* EXERCISE DESCRIPTION: Exactly as written, return the entries below, minus any pictures.

* DATASET EXCERPTS:
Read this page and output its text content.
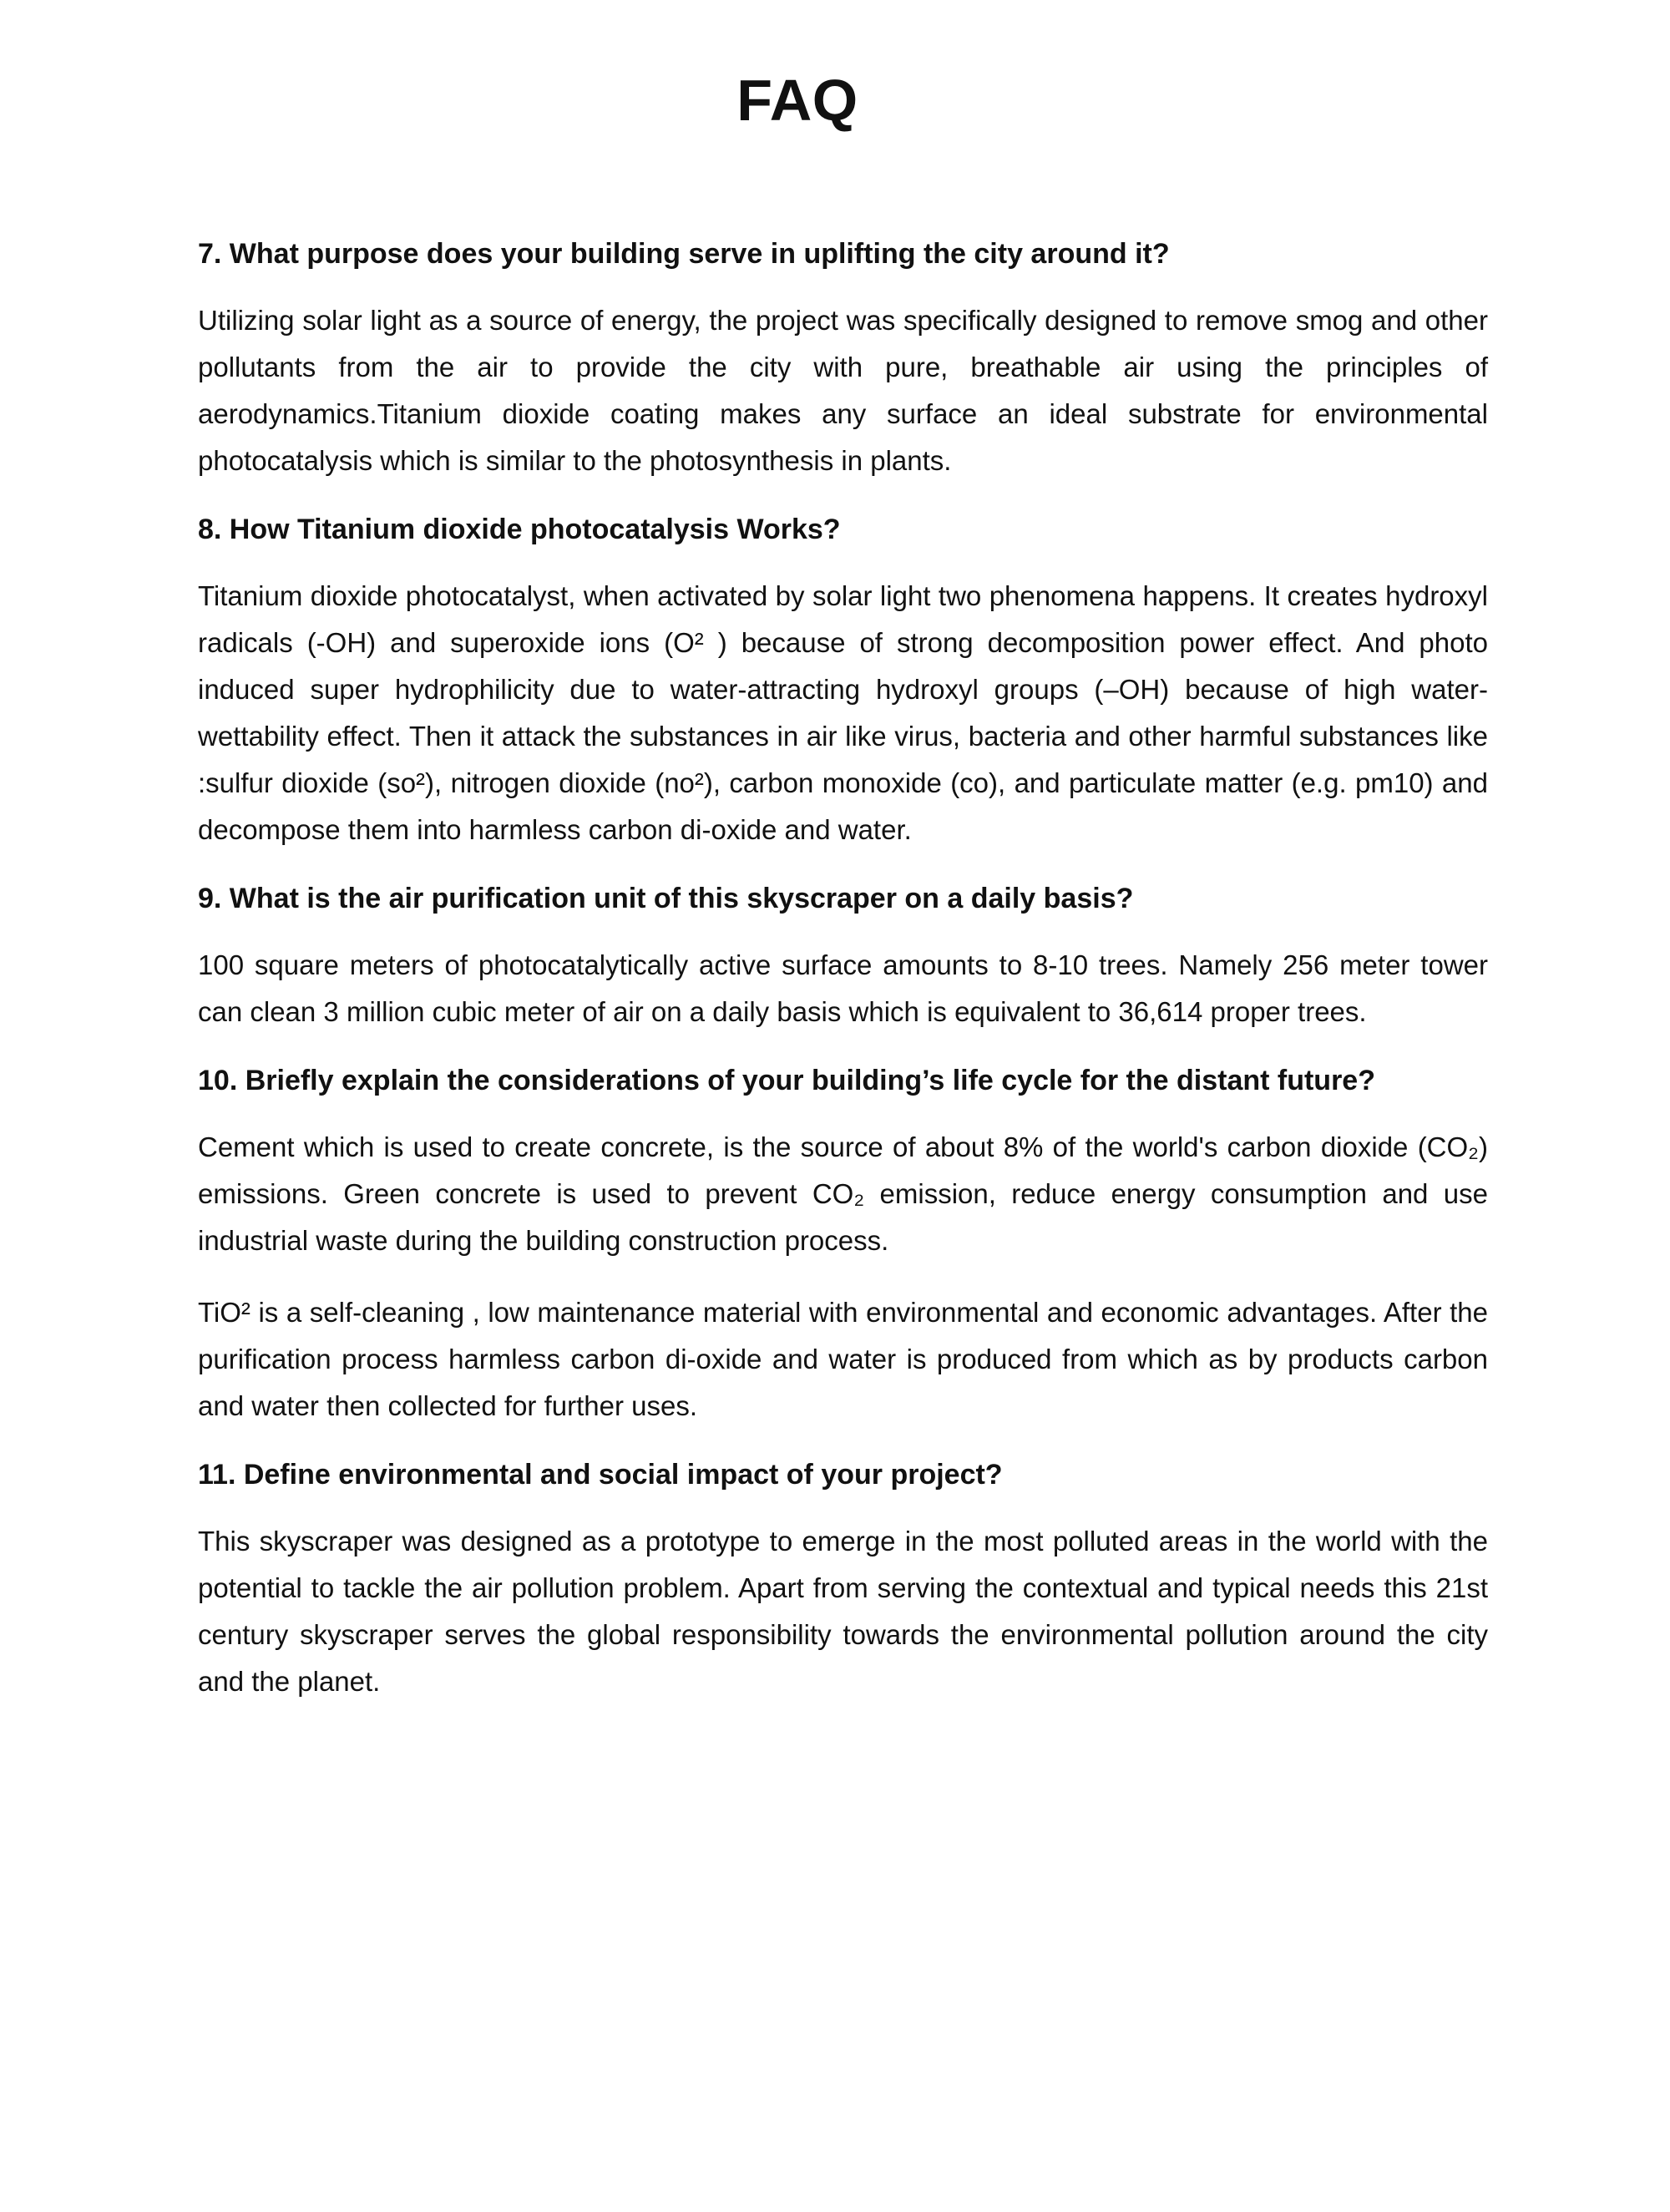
FAQ

7. What purpose does your building serve in uplifting the city around it?

Utilizing solar light as a source of energy, the project was specifically designed to remove smog and other pollutants from the air to provide the city with pure, breathable air using the principles of aerodynamics.Titanium dioxide coating makes any surface an ideal substrate for environmental photocatalysis which is similar to the photosynthesis in plants.

8. How Titanium dioxide photocatalysis Works?

Titanium dioxide photocatalyst, when activated by solar light two phenomena happens. It creates hydroxyl radicals (-OH) and superoxide ions (O² ) because of strong decomposition power effect. And photo induced super hydrophilicity due to water-attracting hydroxyl groups (–OH) because of high water-wettability effect. Then it attack the substances in air like virus, bacteria and other harmful substances like :sulfur dioxide (so²), nitrogen dioxide (no²), carbon monoxide (co), and particulate matter (e.g. pm10) and decompose them into harmless carbon di-oxide and water.

9. What is the air purification unit of this skyscraper on a daily basis?

100 square meters of photocatalytically active surface amounts to 8-10 trees. Namely 256 meter tower can clean 3 million cubic meter of air on a daily basis which is equivalent to 36,614 proper trees.

10. Briefly explain the considerations of your building’s life cycle for the distant future?

Cement which is used to create concrete, is the source of about 8% of the world's carbon dioxide (CO₂) emissions. Green concrete is used to prevent CO₂ emission, reduce energy consumption and use industrial waste during the building construction process.

TiO² is a self-cleaning , low maintenance material with environmental and economic advantages. After the purification process harmless carbon di-oxide and water is produced from which as by products carbon and water then collected for further uses.

11. Define environmental and social impact of your project?

This skyscraper was designed as a prototype to emerge in the most polluted areas in the world with the potential to tackle the air pollution problem. Apart from serving the contextual and typical needs this 21st century skyscraper serves the global responsibility towards the environmental pollution around the city and the planet.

* WRITTEN ANSWER:
Read this page and output its text content.
FAQ

7. What purpose does your building serve in uplifting the city around it?

Utilizing solar light as a source of energy, the project was specifically designed to remove smog and other pollutants from the air to provide the city with pure, breathable air using the principles of aerodynamics.Titanium dioxide coating makes any surface an ideal substrate for environmental photocatalysis which is similar to the photosynthesis in plants.

8. How Titanium dioxide photocatalysis Works?

Titanium dioxide photocatalyst, when activated by solar light two phenomena happens. It creates hydroxyl radicals (-OH) and superoxide ions (O² ) because of strong decomposition power effect. And photo induced super hydrophilicity due to water-attracting hydroxyl groups (–OH) because of high water-wettability effect. Then it attack the substances in air like virus, bacteria and other harmful substances like :sulfur dioxide (so²), nitrogen dioxide (no²), carbon monoxide (co), and particulate matter (e.g. pm10) and decompose them into harmless carbon di-oxide and water.

9. What is the air purification unit of this skyscraper on a daily basis?

100 square meters of photocatalytically active surface amounts to 8-10 trees. Namely 256 meter tower can clean 3 million cubic meter of air on a daily basis which is equivalent to 36,614 proper trees.

10. Briefly explain the considerations of your building’s life cycle for the distant future?

Cement which is used to create concrete, is the source of about 8% of the world's carbon dioxide (CO₂) emissions. Green concrete is used to prevent CO₂ emission, reduce energy consumption and use industrial waste during the building construction process.

TiO² is a self-cleaning , low maintenance material with environmental and economic advantages. After the purification process harmless carbon di-oxide and water is produced from which as by products carbon and water then collected for further uses.

11. Define environmental and social impact of your project?

This skyscraper was designed as a prototype to emerge in the most polluted areas in the world with the potential to tackle the air pollution problem. Apart from serving the contextual and typical needs this 21st century skyscraper serves the global responsibility towards the environmental pollution around the city and the planet.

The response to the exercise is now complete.